→ **REQUIRED WORK**
• 1. In the article on antitrust risk for funds, rewrite the part that opens with the words containing "Funds Face Unexpected" and closes with "to be revisited.", putting "non-controlling investment" in place of "minority investment".
• 2. According to the article on antitrust risk for funds, in which basic industries had the trusts eliminated competition when Congress adopted the Sherman Act?
— Start of DOCUMENT SECTION —
Funds Face Unexpected Antitrust Problem: –

Private equity sponsors contemplating a minority investment are accustomed to assuming that they need not be concerned with substantive antitrust compliance simply by reason of the investment itself. If they secure rights to designate board seats with companies that may compete, however, that assumption needs to be revisited.

A recent decision in a federal court in New York has breathed new life into a virtually unknown and rarely used provision of the antitrust laws. Clayton Act Section 8, the obscure antitrust prohibition on interlocking directorates, has become a trap for the unwary private equity investor.

Antitrust has been around since 1890, when Congress adopted the Sherman Act to bust trusts that had eliminated competition in basic industries like sugar, oil and steel. In 1914, Congress beefed it up with the Clayton Act, which added several significant features to the antitrust arsenal. Since then, the Sherman Act has proven itself to be a powerful tool to protect the equalizing effect of competition in commerce.

One of these add-ons, called Clayton Act Section 8, prohibits an end-run around the Sherman Act’s bans on monopolization and agreements in restraint of trade by prohibiting the same “person” from serving on the boards of competitive companies. It states that, “No person shall, at the same time, serve as a director or officer in any two corporations . . . that are . . . competitors so that the elimination of competition by agreement between them would constitute a violation of the antitrust laws.” Unlike most of the other provisions of the antitrust laws, Clayton Act Section 8 ignores whether the interlock has any impact on competition-if two companies meet the size requirements, are direct competitors and share a board member, Clayton Act Section 8 is violated. End of inquiry.

Since its 1914 enactment, Clayton Act Section 8 has rarely been enforced, either by private litigants or by the federal government, doubtless because of its lack of linkage with real anticompetitive effects. By contrast, the Sherman Act has been extremely effective in forcing competitors to avoid collusion and aggressively compete. Sherman’s success, coupled with a director’s fiduciary obligation to the entity on whose board he serves, has created an atmosphere where individuals shy away from serving on the boards of two companies that are direct competitors. Similarly, competitors avoid sharing a board member if there is any risk that proprietary information and business secrets would be exposed. Clayton Act Section 8 has proven to be unnecessary and until very recently has sunk into obscurity.

With the growth of private equity funds as an important source of financing for business ventures, particularly for startups, later-stage companies or companies emerging from bankruptcy, Clayton Act Section 8 may be about to find new life. A typical investment involves a non-controlling equity position, coupled with the right of the Fund to a designated board seat. This structure has caused vast sums of necessary capital to be invested for business innovation and growth. At the same time, the venture capital funds have grown substantially in size and number. As a result, the likelihood that a single venture capital sponsor will hold a non-controlling investment in two entities that are, or may become, competitors is more and more probable.

Defining “Person”

For decades, except for the government, anyone who thought about Section 8 compliance assumed that a “person” meant a natural person because only a natural person can serve as a member of a board of directors. While both the FTC and Department of Justice have long taken the view that a “person” can be an entity that places two different investing principals on two different boards, the government simply has not cared enough to flex its enforcement muscles. As a result, until recently, no court has accepted this interpretation.
— End of DOCUMENT SECTION —
— Start of MATERIAL SUPPLIED —
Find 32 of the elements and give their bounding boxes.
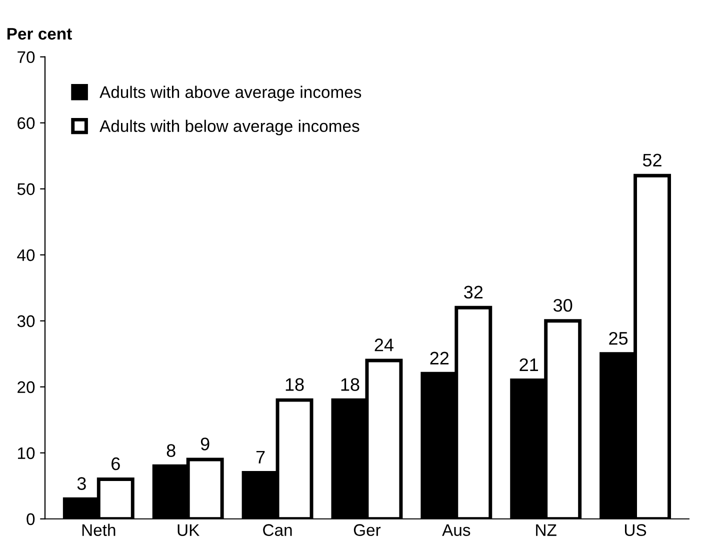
x-tick-label: Can <box>263 524 292 536</box>
data-label: 3 <box>77 477 86 490</box>
data-label: 22 <box>430 352 449 364</box>
x-tick-label: Aus <box>442 524 470 536</box>
y-tick-label: 20 <box>18 381 35 394</box>
data-label: 21 <box>520 358 538 371</box>
data-label: 18 <box>341 378 360 391</box>
y-tick-label: 10 <box>18 447 35 460</box>
data-label: 52 <box>642 154 662 167</box>
data-label: 24 <box>374 338 394 352</box>
y-tick-label: 70 <box>18 51 35 64</box>
y-tick-label: 0 <box>26 513 35 526</box>
y-tick-label: 40 <box>17 249 35 262</box>
data-label: 9 <box>200 438 210 450</box>
x-tick-label: US <box>624 524 646 536</box>
data-label: 7 <box>256 450 265 464</box>
data-label: 8 <box>166 444 176 457</box>
y-tick-label: 50 <box>17 183 35 196</box>
x-tick-label: UK <box>178 524 200 536</box>
data-label: 30 <box>553 298 572 312</box>
x-tick-label: NZ <box>536 524 556 536</box>
legend-label: Adults with below average incomes <box>100 120 360 136</box>
x-tick-label: Neth <box>82 524 116 536</box>
data-label: 6 <box>112 457 120 470</box>
x-tick-label: Ger <box>354 524 381 536</box>
y-axis-title: Per cent <box>7 28 72 40</box>
y-tick-label: 30 <box>17 315 35 328</box>
data-label: 32 <box>464 286 483 299</box>
data-label: 25 <box>609 332 628 345</box>
y-tick-label: 60 <box>18 117 35 130</box>
data-label: 18 <box>286 378 304 391</box>
legend-label: Adults with above average incomes <box>100 86 362 102</box>
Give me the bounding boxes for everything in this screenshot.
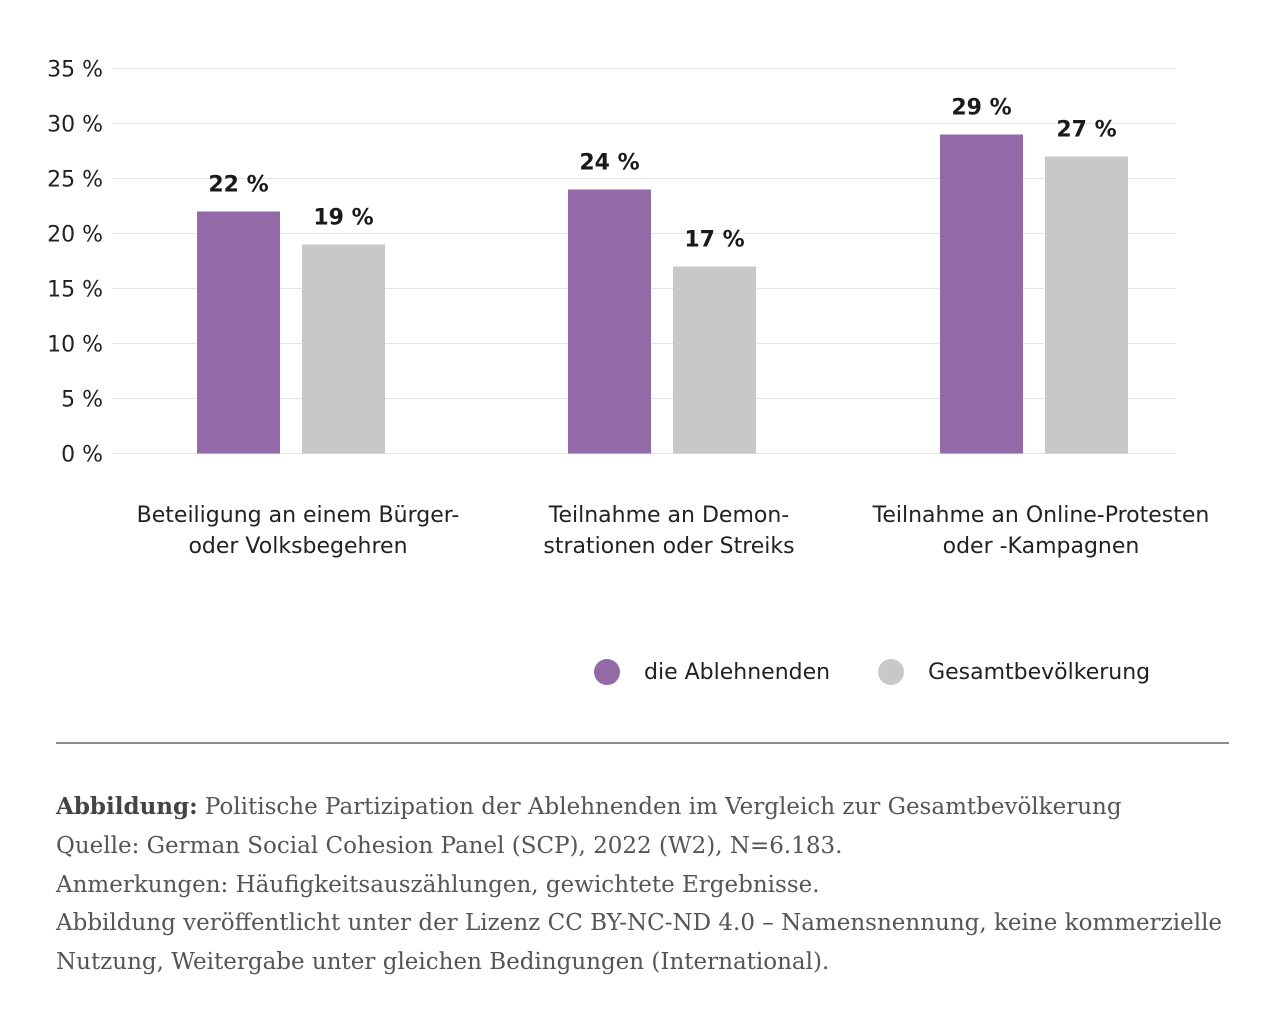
legend-label-die-ablehnenden: die Ablehnenden — [644, 659, 831, 685]
caption-title: Politische Partizipation der Ablehnenden… — [197, 794, 1122, 820]
y-tick-label-10: 10 % — [47, 333, 103, 358]
data-label-die-ablehnenden-1: 22 % — [208, 173, 268, 198]
bar-die-ablehnenden-2 — [568, 189, 651, 454]
chart-bars — [197, 134, 1128, 454]
category-label-3-line-2: oder -Kampagnen — [943, 534, 1140, 559]
category-label-2-line-2: strationen oder Streiks — [543, 534, 794, 559]
category-label-1-line-2: oder Volksbegehren — [188, 534, 407, 559]
y-tick-label-25: 25 % — [47, 168, 103, 193]
y-tick-label-5: 5 % — [61, 388, 103, 413]
bar-gesamtbevoelkerung-3 — [1045, 156, 1128, 454]
y-tick-label-15: 15 % — [47, 278, 103, 303]
y-tick-label-20: 20 % — [47, 223, 103, 248]
caption-notes: Anmerkungen: Häufigkeitsauszählungen, ge… — [56, 871, 820, 898]
legend-item-die-ablehnenden: die Ablehnenden — [594, 659, 830, 685]
bar-die-ablehnenden-3 — [940, 134, 1023, 454]
data-label-die-ablehnenden-2: 24 % — [579, 151, 639, 176]
legend-label-gesamtbevoelkerung: Gesamtbevölkerung — [928, 659, 1151, 685]
y-tick-label-0: 0 % — [61, 443, 103, 468]
legend-item-gesamtbevoelkerung: Gesamtbevölkerung — [878, 659, 1150, 685]
caption-label: Abbildung: — [56, 793, 198, 820]
data-label-die-ablehnenden-3: 29 % — [951, 96, 1011, 121]
x-axis-category-labels: Beteiligung an einem Bürger-oder Volksbe… — [137, 503, 1210, 559]
caption-source: Quelle: German Social Cohesion Panel (SC… — [56, 832, 843, 859]
caption-title-line: Abbildung: Politische Partizipation der … — [56, 788, 1236, 827]
category-label-3-line-1: Teilnahme an Online-Protesten — [872, 503, 1210, 528]
caption-license: Abbildung veröffentlicht unter der Lizen… — [56, 910, 1223, 976]
data-label-gesamtbevoelkerung-3: 27 % — [1056, 118, 1116, 143]
y-tick-label-30: 30 % — [47, 113, 103, 138]
figure-caption: Abbildung: Politische Partizipation der … — [56, 788, 1236, 982]
y-axis-tick-labels: 0 % 5 % 10 % 15 % 20 % 25 % 30 % 35 % — [47, 58, 103, 468]
bar-chart: 0 %5 %10 %15 %20 %25 %30 %35 % 22 %24 %2… — [47, 58, 1210, 560]
bar-die-ablehnenden-1 — [197, 211, 280, 454]
legend-swatch-gesamtbevoelkerung — [878, 659, 905, 685]
chart-legend: die Ablehnenden Gesamtbevölkerung — [594, 655, 1150, 689]
bar-gesamtbevoelkerung-2 — [673, 266, 756, 454]
category-label-2-line-1: Teilnahme an Demon- — [548, 503, 789, 528]
category-label-1-line-1: Beteiligung an einem Bürger- — [137, 503, 460, 528]
chart-data-labels: 22 % 24 % 29 % 19 % 17 % 27 % — [208, 96, 1116, 253]
caption-divider — [56, 742, 1229, 744]
bar-gesamtbevoelkerung-1 — [302, 244, 385, 454]
data-label-gesamtbevoelkerung-1: 19 % — [313, 206, 373, 231]
legend-swatch-die-ablehnenden — [594, 659, 620, 685]
y-tick-label-35: 35 % — [47, 58, 103, 83]
data-label-gesamtbevoelkerung-2: 17 % — [684, 228, 744, 253]
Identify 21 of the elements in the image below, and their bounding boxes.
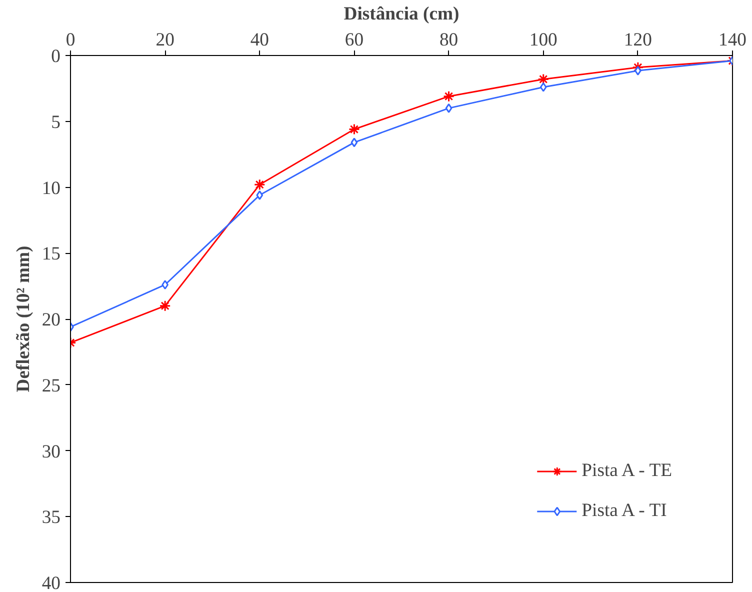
y-tick-label: 30 [42,441,60,462]
y-tick-label: 5 [51,112,60,133]
x-tick-label: 80 [439,30,458,50]
y-tick-label: 25 [42,375,60,396]
x-tick-label: 100 [529,30,558,50]
y-axis-title: Deflexão (10² mm) [12,246,34,392]
y-tick-label: 0 [51,46,60,67]
x-tick-label: 20 [156,30,174,50]
y-tick-label: 10 [42,178,60,199]
y-tick-label: 15 [42,244,60,265]
x-tick-label: 0 [66,30,76,50]
x-axis-title: Distância (cm) [344,4,460,24]
legend-label: Pista A - TE [582,460,672,482]
y-tick-label: 40 [42,573,60,592]
y-tick-label: 35 [42,507,60,528]
x-tick-label: 40 [250,30,269,50]
y-tick-label: 20 [42,310,60,330]
legend-label: Pista A - TI [582,500,667,522]
x-tick-label: 60 [344,30,364,50]
x-tick-label: 140 [718,30,746,50]
x-tick-label: 120 [624,30,652,50]
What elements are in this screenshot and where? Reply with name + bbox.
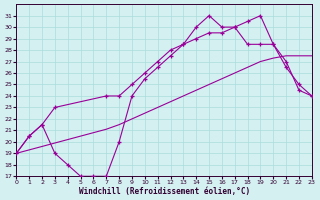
X-axis label: Windchill (Refroidissement éolien,°C): Windchill (Refroidissement éolien,°C) — [78, 187, 250, 196]
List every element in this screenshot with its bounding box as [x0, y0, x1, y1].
— End of MATERIAL SUPPLIED —
→ **WORKED SOLUTIONS**
• 1.
Funds Face Unexpected Antitrust Problem: –

Private equity sponsors contemplating a non-controlling investment are accustomed to assuming that they need not be concerned with substantive antitrust compliance simply by reason of the investment itself. If they secure rights to designate board seats with companies that may compete, however, that assumption needs to be revisited.

• 2. Sugar, oil and steel.